*The problem*
Copy each line that contains the word "data".

*Items*
..........
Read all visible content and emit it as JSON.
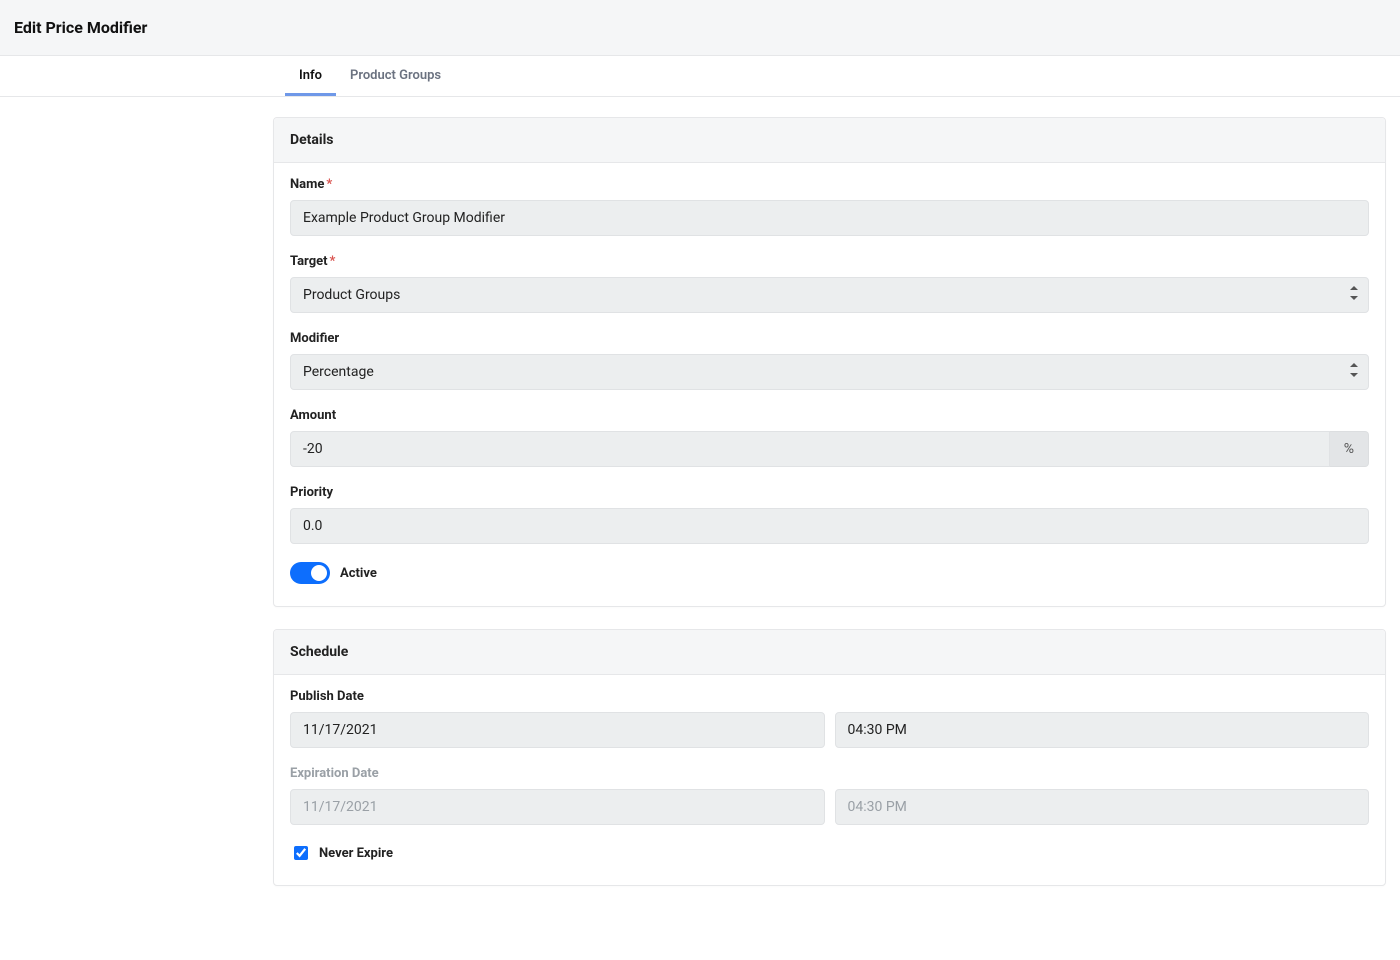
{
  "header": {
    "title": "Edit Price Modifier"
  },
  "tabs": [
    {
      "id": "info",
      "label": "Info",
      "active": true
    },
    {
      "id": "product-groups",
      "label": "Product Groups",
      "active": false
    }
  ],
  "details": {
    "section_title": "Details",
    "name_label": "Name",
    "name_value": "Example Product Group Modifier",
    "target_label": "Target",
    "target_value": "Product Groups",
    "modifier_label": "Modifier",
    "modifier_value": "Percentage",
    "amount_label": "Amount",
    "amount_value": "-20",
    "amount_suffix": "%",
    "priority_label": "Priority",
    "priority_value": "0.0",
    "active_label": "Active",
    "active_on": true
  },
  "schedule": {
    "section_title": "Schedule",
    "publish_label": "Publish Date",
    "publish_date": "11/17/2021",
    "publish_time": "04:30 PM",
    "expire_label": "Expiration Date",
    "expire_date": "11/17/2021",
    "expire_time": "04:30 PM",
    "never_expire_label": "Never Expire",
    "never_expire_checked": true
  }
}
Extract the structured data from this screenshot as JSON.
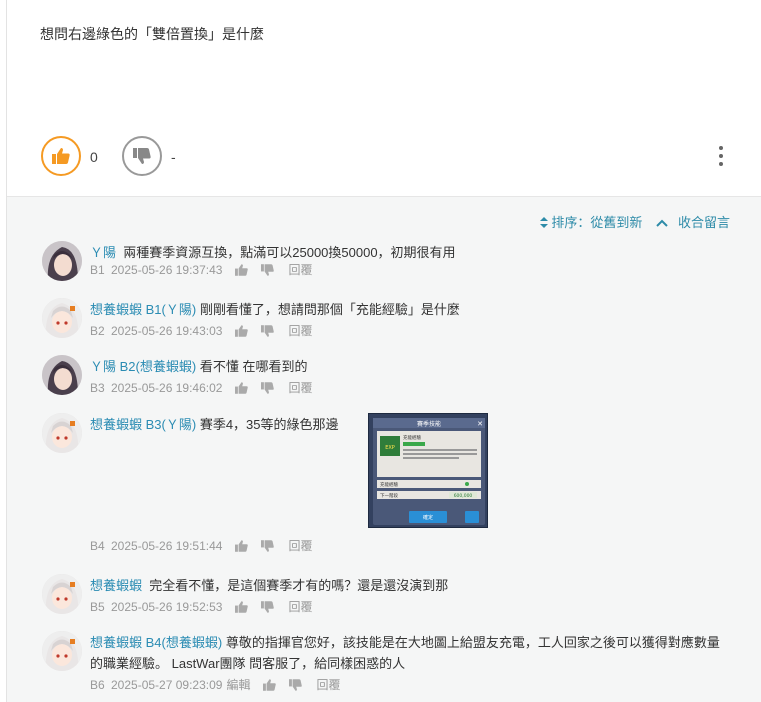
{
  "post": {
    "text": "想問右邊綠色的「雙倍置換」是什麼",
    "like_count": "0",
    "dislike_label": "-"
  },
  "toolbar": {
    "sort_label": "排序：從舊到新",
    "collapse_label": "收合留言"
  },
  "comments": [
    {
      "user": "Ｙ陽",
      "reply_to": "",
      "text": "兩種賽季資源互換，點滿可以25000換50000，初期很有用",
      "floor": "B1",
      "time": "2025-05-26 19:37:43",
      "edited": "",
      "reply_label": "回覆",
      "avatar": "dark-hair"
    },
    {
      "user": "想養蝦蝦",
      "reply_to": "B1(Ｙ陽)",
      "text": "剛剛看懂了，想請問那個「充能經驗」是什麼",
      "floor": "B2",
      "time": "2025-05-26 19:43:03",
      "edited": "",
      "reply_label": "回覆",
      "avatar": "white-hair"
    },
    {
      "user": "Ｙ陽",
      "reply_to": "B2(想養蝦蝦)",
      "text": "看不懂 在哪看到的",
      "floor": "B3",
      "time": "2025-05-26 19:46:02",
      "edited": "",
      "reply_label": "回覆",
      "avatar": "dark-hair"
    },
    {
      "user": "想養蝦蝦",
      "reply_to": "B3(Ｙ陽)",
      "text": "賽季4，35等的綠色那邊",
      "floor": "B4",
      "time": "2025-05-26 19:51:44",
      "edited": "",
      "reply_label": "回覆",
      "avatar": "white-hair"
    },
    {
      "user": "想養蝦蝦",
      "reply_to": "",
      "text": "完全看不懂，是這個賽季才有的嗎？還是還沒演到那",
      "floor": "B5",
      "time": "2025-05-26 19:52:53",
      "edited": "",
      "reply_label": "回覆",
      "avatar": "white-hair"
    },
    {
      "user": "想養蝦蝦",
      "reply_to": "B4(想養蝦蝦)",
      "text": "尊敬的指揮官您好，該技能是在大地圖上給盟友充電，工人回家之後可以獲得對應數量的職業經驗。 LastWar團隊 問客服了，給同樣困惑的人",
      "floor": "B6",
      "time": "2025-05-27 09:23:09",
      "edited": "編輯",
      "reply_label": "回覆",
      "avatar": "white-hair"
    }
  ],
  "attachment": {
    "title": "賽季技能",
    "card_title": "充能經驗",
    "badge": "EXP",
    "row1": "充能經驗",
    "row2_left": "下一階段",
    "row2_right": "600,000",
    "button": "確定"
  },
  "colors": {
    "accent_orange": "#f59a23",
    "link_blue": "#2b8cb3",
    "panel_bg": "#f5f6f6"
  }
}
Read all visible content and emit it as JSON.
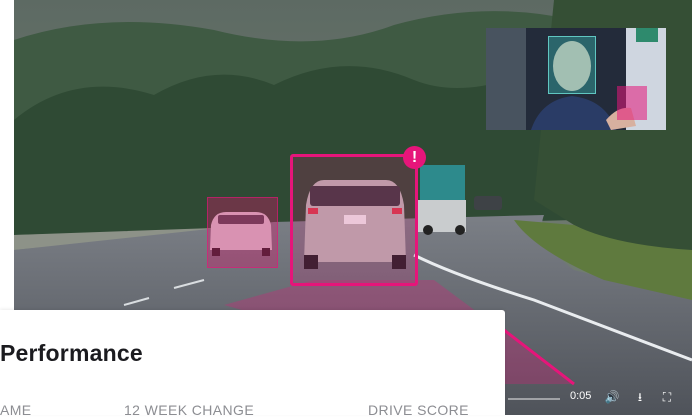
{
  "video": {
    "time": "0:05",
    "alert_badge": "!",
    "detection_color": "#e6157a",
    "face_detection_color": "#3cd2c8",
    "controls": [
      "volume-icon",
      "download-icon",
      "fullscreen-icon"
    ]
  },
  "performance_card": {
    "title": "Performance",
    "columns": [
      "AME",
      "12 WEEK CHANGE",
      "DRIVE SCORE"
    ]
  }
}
..........
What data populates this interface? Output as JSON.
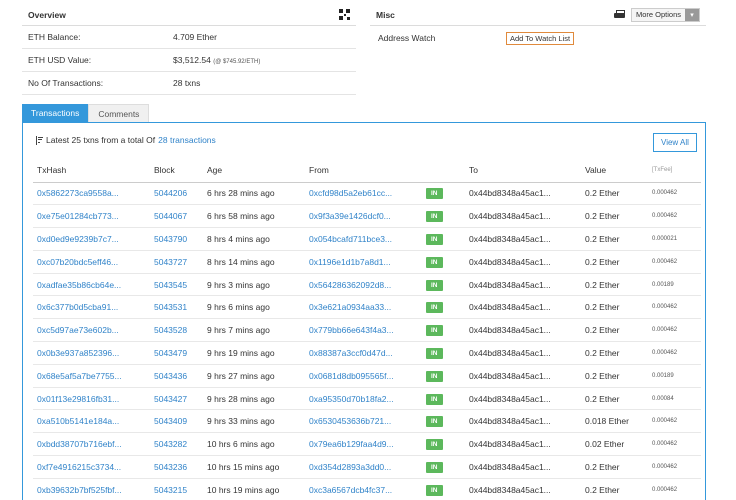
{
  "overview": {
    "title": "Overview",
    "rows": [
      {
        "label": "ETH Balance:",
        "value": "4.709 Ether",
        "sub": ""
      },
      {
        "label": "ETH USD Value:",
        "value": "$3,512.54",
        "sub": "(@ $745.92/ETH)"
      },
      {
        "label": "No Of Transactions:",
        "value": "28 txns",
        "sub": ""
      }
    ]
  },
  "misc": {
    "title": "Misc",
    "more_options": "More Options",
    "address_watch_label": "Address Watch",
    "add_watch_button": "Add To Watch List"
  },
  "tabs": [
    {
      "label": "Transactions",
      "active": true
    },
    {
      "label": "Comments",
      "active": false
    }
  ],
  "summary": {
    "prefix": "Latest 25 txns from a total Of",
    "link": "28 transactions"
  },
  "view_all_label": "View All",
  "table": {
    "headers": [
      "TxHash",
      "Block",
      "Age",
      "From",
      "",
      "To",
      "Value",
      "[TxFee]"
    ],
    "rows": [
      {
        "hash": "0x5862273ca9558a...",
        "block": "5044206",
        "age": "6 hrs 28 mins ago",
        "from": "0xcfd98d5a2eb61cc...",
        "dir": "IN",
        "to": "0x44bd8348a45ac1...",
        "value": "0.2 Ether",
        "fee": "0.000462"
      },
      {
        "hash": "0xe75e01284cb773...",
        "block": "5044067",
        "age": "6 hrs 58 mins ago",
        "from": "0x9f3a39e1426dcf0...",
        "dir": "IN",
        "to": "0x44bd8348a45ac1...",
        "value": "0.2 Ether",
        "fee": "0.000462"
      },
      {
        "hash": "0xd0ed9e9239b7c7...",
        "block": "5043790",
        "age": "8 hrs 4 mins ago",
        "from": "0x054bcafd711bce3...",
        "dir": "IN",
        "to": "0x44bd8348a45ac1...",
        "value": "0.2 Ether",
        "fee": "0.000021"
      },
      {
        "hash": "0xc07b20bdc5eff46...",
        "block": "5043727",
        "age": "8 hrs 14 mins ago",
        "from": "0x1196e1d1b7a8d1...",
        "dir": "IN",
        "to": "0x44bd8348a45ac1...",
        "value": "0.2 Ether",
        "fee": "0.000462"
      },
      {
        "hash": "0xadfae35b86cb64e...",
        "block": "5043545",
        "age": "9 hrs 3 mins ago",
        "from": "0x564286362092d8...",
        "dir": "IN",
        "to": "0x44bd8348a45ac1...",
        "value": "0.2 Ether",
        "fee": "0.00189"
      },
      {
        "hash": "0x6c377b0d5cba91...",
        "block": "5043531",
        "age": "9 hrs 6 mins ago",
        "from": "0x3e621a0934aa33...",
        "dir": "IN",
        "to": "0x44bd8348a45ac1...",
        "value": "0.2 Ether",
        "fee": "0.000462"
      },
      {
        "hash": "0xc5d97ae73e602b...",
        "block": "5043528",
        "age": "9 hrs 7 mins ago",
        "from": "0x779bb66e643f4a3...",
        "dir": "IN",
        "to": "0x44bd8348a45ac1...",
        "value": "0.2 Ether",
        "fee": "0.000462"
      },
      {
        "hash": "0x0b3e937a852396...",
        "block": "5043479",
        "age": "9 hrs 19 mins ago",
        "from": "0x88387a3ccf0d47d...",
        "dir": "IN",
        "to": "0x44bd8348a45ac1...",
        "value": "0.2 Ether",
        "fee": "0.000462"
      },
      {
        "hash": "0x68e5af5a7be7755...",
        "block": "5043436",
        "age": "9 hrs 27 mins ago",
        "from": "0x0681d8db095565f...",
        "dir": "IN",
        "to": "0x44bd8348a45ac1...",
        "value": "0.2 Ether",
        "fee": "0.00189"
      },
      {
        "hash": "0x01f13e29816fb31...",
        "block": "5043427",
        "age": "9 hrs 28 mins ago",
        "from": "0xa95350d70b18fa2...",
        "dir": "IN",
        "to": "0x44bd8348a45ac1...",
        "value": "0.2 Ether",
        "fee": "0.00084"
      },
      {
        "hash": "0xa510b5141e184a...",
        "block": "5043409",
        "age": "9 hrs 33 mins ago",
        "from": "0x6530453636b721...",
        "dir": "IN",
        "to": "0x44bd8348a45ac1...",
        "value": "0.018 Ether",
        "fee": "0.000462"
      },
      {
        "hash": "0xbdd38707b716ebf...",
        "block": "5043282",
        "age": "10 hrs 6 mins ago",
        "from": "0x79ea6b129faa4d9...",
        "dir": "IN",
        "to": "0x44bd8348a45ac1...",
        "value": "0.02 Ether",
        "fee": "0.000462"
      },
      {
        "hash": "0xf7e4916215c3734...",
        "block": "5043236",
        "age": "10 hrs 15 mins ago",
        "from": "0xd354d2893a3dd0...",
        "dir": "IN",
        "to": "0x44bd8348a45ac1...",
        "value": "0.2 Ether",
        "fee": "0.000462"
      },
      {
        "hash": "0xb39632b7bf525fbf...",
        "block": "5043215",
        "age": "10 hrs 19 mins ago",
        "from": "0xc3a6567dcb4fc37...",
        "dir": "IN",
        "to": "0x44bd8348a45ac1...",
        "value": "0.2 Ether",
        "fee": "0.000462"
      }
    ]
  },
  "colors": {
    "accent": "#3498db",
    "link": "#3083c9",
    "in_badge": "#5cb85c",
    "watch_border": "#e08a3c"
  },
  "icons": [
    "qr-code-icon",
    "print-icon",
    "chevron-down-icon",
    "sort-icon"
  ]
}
..........
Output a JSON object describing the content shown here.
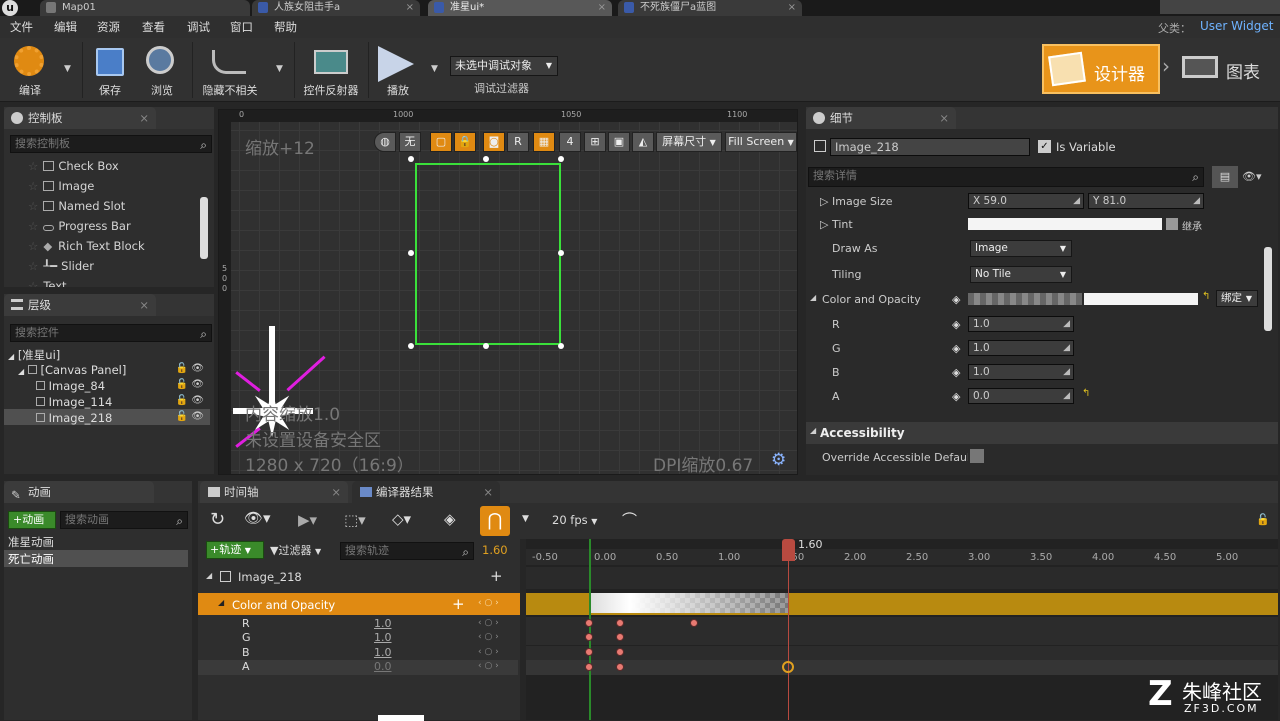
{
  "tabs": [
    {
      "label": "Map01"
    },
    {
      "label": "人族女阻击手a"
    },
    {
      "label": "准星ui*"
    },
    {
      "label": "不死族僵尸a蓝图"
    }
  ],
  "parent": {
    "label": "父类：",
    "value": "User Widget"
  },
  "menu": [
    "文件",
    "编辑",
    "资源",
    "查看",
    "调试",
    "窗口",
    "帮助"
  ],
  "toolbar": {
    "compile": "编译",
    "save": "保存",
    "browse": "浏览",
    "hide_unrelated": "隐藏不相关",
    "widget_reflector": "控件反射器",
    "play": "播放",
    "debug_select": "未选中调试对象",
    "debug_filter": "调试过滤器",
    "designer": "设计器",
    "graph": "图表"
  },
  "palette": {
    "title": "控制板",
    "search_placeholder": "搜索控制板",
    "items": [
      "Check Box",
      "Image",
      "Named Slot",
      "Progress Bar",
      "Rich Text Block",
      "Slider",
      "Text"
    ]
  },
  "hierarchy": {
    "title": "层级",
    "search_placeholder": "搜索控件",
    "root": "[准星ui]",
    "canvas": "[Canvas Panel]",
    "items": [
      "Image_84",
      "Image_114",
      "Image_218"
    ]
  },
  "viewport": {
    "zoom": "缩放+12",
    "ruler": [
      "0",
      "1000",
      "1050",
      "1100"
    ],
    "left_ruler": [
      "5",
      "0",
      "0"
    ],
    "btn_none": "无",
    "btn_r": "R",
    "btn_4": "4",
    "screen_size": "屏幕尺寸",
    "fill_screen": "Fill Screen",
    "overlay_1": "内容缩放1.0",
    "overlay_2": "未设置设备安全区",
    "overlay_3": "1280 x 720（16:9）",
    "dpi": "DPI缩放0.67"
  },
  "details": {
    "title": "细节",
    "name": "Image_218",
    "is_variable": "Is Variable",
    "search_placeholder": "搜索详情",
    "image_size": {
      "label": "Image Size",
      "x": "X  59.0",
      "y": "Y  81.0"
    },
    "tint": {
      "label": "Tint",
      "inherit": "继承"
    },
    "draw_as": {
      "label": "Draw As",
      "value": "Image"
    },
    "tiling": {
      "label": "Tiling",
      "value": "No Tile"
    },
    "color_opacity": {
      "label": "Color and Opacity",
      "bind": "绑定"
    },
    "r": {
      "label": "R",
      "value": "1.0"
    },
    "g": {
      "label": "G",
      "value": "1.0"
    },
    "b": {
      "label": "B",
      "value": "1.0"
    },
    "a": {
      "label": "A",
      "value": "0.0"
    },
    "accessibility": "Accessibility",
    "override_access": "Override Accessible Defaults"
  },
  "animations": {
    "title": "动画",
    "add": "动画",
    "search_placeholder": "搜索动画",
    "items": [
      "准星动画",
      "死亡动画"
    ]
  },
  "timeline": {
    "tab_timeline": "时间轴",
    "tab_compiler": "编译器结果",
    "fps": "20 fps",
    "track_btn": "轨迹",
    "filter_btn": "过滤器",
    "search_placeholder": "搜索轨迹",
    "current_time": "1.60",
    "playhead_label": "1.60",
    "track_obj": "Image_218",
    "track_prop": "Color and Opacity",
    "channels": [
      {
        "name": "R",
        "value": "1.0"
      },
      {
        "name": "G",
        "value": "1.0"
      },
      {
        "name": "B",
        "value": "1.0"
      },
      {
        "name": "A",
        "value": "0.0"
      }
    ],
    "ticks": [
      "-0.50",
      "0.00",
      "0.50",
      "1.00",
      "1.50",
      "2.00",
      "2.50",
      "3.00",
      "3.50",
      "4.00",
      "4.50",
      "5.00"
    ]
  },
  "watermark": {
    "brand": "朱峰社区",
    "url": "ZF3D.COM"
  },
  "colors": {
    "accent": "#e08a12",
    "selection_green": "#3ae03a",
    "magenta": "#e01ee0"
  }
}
..........
*Problem solution*
Extract the structured data from this screenshot as JSON.
What data populates this interface? Output as JSON.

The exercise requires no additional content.